**Task goal:** Each line below should be quoted exactly, please.
--- start Stored records ---
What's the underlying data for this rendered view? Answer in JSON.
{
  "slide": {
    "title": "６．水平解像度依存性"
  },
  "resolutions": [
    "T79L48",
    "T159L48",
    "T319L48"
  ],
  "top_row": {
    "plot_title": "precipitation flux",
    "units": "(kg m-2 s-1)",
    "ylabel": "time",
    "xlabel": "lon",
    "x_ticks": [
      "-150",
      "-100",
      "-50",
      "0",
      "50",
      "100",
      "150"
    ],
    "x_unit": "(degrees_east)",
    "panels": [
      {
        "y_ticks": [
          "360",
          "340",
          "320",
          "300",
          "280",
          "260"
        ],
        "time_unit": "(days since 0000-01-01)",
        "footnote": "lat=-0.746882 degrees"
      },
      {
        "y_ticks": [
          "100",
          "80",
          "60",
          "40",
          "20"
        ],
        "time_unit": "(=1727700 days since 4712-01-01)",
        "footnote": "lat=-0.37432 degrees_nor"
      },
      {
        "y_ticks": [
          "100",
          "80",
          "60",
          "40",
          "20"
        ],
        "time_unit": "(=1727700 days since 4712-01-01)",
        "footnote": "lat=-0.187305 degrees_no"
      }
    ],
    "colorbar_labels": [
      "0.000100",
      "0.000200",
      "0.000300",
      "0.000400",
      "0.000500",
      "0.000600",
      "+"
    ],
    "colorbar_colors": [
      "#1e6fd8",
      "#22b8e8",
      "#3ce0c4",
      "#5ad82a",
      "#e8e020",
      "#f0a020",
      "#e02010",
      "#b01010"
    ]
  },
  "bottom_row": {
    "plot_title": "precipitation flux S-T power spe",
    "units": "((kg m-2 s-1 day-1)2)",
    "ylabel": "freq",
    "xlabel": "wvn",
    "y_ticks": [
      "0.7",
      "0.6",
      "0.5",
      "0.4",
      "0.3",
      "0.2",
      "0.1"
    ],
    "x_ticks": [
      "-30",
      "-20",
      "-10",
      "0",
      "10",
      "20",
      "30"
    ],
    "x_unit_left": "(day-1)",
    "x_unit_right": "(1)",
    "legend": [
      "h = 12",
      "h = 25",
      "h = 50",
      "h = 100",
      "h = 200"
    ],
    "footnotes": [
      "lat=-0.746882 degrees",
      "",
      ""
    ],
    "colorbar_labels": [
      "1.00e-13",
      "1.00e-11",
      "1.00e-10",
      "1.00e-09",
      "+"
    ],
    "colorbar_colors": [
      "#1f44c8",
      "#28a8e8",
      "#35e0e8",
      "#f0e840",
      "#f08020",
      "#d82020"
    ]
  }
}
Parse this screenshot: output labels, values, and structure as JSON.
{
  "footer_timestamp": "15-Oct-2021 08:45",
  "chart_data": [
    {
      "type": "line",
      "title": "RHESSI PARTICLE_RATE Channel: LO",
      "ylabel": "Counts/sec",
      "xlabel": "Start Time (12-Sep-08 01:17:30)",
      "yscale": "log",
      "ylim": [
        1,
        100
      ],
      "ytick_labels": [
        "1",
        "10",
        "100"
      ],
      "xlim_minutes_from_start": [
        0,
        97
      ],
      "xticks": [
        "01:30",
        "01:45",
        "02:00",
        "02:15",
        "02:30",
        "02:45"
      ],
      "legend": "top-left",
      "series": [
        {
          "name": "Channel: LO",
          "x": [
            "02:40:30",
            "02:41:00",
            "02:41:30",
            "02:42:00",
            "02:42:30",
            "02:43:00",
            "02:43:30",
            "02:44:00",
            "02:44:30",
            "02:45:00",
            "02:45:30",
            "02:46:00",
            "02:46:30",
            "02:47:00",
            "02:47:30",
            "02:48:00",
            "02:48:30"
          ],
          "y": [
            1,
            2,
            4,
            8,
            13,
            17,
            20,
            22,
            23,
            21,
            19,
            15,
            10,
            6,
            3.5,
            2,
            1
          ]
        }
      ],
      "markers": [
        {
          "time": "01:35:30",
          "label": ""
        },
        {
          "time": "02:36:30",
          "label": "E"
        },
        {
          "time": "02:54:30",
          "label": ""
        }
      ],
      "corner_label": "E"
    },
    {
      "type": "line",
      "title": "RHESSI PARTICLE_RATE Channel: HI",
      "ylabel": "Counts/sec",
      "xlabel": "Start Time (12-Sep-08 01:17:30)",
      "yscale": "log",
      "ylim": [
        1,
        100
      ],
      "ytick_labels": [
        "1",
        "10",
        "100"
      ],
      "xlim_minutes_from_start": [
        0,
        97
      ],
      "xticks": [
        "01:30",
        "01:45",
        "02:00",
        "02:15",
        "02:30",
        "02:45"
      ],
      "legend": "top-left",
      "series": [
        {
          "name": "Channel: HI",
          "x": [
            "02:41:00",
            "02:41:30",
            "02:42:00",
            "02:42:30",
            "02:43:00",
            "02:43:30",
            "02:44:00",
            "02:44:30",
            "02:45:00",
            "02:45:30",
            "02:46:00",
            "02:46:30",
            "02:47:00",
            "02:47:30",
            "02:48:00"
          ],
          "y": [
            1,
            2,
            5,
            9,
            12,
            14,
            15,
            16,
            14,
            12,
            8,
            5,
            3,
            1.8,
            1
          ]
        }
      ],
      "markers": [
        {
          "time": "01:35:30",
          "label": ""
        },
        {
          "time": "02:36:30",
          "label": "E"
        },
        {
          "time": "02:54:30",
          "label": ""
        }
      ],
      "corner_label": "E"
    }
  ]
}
--- end Stored records ---
**Complete answer:**
What's the underlying data for this rendered view? Answer in JSON.
{
  "slide": {
    "title": "６．水平解像度依存性"
  },
  "resolutions": [
    "T79L48",
    "T159L48",
    "T319L48"
  ],
  "top_row": {
    "plot_title": "precipitation flux",
    "units": "(kg m-2 s-1)",
    "ylabel": "time",
    "xlabel": "lon",
    "x_ticks": [
      "-150",
      "-100",
      "-50",
      "0",
      "50",
      "100",
      "150"
    ],
    "x_unit": "(degrees_east)",
    "panels": [
      {
        "y_ticks": [
          "360",
          "340",
          "320",
          "300",
          "280",
          "260"
        ],
        "time_unit": "(days since 0000-01-01)",
        "footnote": "lat=-0.746882 degrees"
      },
      {
        "y_ticks": [
          "100",
          "80",
          "60",
          "40",
          "20"
        ],
        "time_unit": "(=1727700 days since 4712-01-01)",
        "footnote": "lat=-0.37432 degrees_nor"
      },
      {
        "y_ticks": [
          "100",
          "80",
          "60",
          "40",
          "20"
        ],
        "time_unit": "(=1727700 days since 4712-01-01)",
        "footnote": "lat=-0.187305 degrees_no"
      }
    ],
    "colorbar_labels": [
      "0.000100",
      "0.000200",
      "0.000300",
      "0.000400",
      "0.000500",
      "0.000600",
      "+"
    ],
    "colorbar_colors": [
      "#1e6fd8",
      "#22b8e8",
      "#3ce0c4",
      "#5ad82a",
      "#e8e020",
      "#f0a020",
      "#e02010",
      "#b01010"
    ]
  },
  "bottom_row": {
    "plot_title": "precipitation flux S-T power spe",
    "units": "((kg m-2 s-1 day-1)2)",
    "ylabel": "freq",
    "xlabel": "wvn",
    "y_ticks": [
      "0.7",
      "0.6",
      "0.5",
      "0.4",
      "0.3",
      "0.2",
      "0.1"
    ],
    "x_ticks": [
      "-30",
      "-20",
      "-10",
      "0",
      "10",
      "20",
      "30"
    ],
    "x_unit_left": "(day-1)",
    "x_unit_right": "(1)",
    "legend": [
      "h = 12",
      "h = 25",
      "h = 50",
      "h = 100",
      "h = 200"
    ],
    "footnotes": [
      "lat=-0.746882 degrees",
      "",
      ""
    ],
    "colorbar_labels": [
      "1.00e-13",
      "1.00e-11",
      "1.00e-10",
      "1.00e-09",
      "+"
    ],
    "colorbar_colors": [
      "#1f44c8",
      "#28a8e8",
      "#35e0e8",
      "#f0e840",
      "#f08020",
      "#d82020"
    ]
  }
}
Parse this screenshot: output labels, values, and structure as JSON.
{
  "footer_timestamp": "15-Oct-2021 08:45",
  "chart_data": [
    {
      "type": "line",
      "title": "RHESSI PARTICLE_RATE Channel: LO",
      "ylabel": "Counts/sec",
      "xlabel": "Start Time (12-Sep-08 01:17:30)",
      "yscale": "log",
      "ylim": [
        1,
        100
      ],
      "ytick_labels": [
        "1",
        "10",
        "100"
      ],
      "xlim_minutes_from_start": [
        0,
        97
      ],
      "xticks": [
        "01:30",
        "01:45",
        "02:00",
        "02:15",
        "02:30",
        "02:45"
      ],
      "legend": "top-left",
      "series": [
        {
          "name": "Channel: LO",
          "x": [
            "02:40:30",
            "02:41:00",
            "02:41:30",
            "02:42:00",
            "02:42:30",
            "02:43:00",
            "02:43:30",
            "02:44:00",
            "02:44:30",
            "02:45:00",
            "02:45:30",
            "02:46:00",
            "02:46:30",
            "02:47:00",
            "02:47:30",
            "02:48:00",
            "02:48:30"
          ],
          "y": [
            1,
            2,
            4,
            8,
            13,
            17,
            20,
            22,
            23,
            21,
            19,
            15,
            10,
            6,
            3.5,
            2,
            1
          ]
        }
      ],
      "markers": [
        {
          "time": "01:35:30",
          "label": ""
        },
        {
          "time": "02:36:30",
          "label": "E"
        },
        {
          "time": "02:54:30",
          "label": ""
        }
      ],
      "corner_label": "E"
    },
    {
      "type": "line",
      "title": "RHESSI PARTICLE_RATE Channel: HI",
      "ylabel": "Counts/sec",
      "xlabel": "Start Time (12-Sep-08 01:17:30)",
      "yscale": "log",
      "ylim": [
        1,
        100
      ],
      "ytick_labels": [
        "1",
        "10",
        "100"
      ],
      "xlim_minutes_from_start": [
        0,
        97
      ],
      "xticks": [
        "01:30",
        "01:45",
        "02:00",
        "02:15",
        "02:30",
        "02:45"
      ],
      "legend": "top-left",
      "series": [
        {
          "name": "Channel: HI",
          "x": [
            "02:41:00",
            "02:41:30",
            "02:42:00",
            "02:42:30",
            "02:43:00",
            "02:43:30",
            "02:44:00",
            "02:44:30",
            "02:45:00",
            "02:45:30",
            "02:46:00",
            "02:46:30",
            "02:47:00",
            "02:47:30",
            "02:48:00"
          ],
          "y": [
            1,
            2,
            5,
            9,
            12,
            14,
            15,
            16,
            14,
            12,
            8,
            5,
            3,
            1.8,
            1
          ]
        }
      ],
      "markers": [
        {
          "time": "01:35:30",
          "label": ""
        },
        {
          "time": "02:36:30",
          "label": "E"
        },
        {
          "time": "02:54:30",
          "label": ""
        }
      ],
      "corner_label": "E"
    }
  ]
}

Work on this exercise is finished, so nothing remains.